TASK LIST:
A - In the excerpt about the atproto conference, which wild idea did a speaker experiment with?
B - Using the excerpt about the atproto conference, explain how BlackSky helps Black users on social media.
C - Pick up the excerpt about the atproto conference after its final sentence and continue it.

At her speech’s conclusion, the audience erupted with applause and hoots that lasted a good half a minute. This was no mere developers’ conference. This was a movement.
Other presenters showed off their projects, detailed various aspects of the atproto technology, and spoke about what’s ahead. Some proposed solutions to current issues.
Speakers at the event contributed their specific expertise, whether that was addressing the challenges around online communication, finding pathways to funding, or even experimenting with wild ideas, like running Bluesky on a Raspberry Pi single-board computer.
BlackSky founder Rudy Fraser hit an emotional note on Saturday when talking about using atproto to build communities. His project today offers moderation and support that makes social media a safer place for Black users, including those migrating from the online community known as Black Twitter. Eventually, BlackSky may run on all of its own atproto-based infrastructure and offer its own consumer-facing client.

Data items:
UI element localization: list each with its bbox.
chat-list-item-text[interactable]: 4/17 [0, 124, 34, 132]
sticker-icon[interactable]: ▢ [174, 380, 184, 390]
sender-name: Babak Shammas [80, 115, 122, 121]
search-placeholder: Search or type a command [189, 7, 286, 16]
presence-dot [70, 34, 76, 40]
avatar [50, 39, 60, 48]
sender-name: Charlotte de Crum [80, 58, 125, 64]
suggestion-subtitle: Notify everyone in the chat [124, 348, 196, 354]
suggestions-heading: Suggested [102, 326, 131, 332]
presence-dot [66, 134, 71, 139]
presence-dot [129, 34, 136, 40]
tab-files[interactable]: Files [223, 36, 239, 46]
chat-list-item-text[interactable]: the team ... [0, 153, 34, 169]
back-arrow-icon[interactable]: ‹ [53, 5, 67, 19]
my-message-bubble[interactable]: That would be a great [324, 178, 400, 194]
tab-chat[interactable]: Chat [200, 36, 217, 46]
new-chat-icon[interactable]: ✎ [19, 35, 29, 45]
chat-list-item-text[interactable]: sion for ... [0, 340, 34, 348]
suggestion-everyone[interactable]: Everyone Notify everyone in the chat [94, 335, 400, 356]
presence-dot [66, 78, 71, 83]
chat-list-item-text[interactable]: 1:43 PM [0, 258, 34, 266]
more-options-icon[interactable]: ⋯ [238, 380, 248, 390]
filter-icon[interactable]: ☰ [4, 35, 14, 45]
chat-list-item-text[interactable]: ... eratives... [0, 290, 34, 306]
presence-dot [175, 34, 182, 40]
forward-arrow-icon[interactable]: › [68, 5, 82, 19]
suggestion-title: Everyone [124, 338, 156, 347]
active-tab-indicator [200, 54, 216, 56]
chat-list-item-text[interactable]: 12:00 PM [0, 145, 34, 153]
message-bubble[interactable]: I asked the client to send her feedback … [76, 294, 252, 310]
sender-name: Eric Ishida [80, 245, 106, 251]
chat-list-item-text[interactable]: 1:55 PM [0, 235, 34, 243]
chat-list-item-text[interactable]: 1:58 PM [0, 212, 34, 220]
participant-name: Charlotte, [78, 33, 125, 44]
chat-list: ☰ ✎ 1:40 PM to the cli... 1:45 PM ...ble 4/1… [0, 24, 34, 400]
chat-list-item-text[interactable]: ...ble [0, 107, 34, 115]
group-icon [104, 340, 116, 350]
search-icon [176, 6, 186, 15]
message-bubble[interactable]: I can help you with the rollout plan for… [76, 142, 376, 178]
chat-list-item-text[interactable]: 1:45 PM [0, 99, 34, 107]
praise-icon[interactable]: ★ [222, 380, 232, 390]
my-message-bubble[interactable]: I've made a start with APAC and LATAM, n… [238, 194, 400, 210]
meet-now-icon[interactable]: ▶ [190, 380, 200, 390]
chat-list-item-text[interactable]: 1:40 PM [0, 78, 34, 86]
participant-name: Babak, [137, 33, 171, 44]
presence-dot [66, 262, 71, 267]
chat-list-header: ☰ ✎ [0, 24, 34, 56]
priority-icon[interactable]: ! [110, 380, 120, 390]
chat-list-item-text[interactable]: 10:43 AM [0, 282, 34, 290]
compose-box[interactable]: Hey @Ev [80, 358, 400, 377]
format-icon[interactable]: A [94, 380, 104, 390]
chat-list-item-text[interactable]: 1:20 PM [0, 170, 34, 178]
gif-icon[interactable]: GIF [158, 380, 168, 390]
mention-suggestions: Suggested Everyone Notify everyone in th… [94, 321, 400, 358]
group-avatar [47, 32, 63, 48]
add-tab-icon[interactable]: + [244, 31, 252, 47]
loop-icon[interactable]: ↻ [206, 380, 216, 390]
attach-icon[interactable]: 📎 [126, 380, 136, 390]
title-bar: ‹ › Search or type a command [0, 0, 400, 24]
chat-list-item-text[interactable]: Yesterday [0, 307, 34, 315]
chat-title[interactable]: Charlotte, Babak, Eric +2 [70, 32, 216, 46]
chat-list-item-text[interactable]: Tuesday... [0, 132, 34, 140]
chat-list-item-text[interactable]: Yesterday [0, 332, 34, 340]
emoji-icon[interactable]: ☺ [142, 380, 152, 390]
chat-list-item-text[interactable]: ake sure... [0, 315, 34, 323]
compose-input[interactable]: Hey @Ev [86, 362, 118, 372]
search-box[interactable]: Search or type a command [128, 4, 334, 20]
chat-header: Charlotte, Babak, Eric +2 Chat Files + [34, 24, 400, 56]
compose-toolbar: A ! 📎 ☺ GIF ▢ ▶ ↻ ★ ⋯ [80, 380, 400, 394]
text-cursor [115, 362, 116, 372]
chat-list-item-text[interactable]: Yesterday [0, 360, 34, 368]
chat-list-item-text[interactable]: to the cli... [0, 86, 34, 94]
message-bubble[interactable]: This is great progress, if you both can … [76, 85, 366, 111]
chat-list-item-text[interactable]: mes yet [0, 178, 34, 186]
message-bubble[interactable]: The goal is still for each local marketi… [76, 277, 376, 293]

EXPECTED RESULTS:
A - Running Bluesky on a Raspberry Pi single-board computer.

B - BlackSky offers moderation and support that make social media a safer place for Black users. This includes users migrating from the online community known as Black Twitter.

C -
However, conference attendees were reminded that new technologies alone aren’t the answer — there’s a need for a whole ecosystem of support and funding for these efforts, too.

For instance, technologist and feed builder Ændra Rininsland spoke up on Sunday about the struggles the trans community has faced — and continues to face — even on open social platforms.
One part of the challenge is that the people who run moderation services like Bluesky labelers (who flag or auto-hide posts you don’t want to see) are often personally and financially burdened by their efforts. They can burn out and break down, as Rininsland said she had — twice.
But despite this, she still expressed optimism, pointing to projects like Northsky Social, which is building on the ideas put forth by BlackSky to use atproto to create a safer social media experience for the LGBTQIA+ community.
“They’re ambitious goals, but we’re trying,” Rininsland said. “Trans people won’t be silenced by this or any other administration. And if it means we have set up an entire parallel infrastructure, our entire damn social network, then you bet your asses we’ll do that.”
Unlike the so-called “Careless People” who built Facebook, the atproto community aims to mitigate the harm that introducing new technologies can bring, and they’re looking to experts who can help guide them as they build.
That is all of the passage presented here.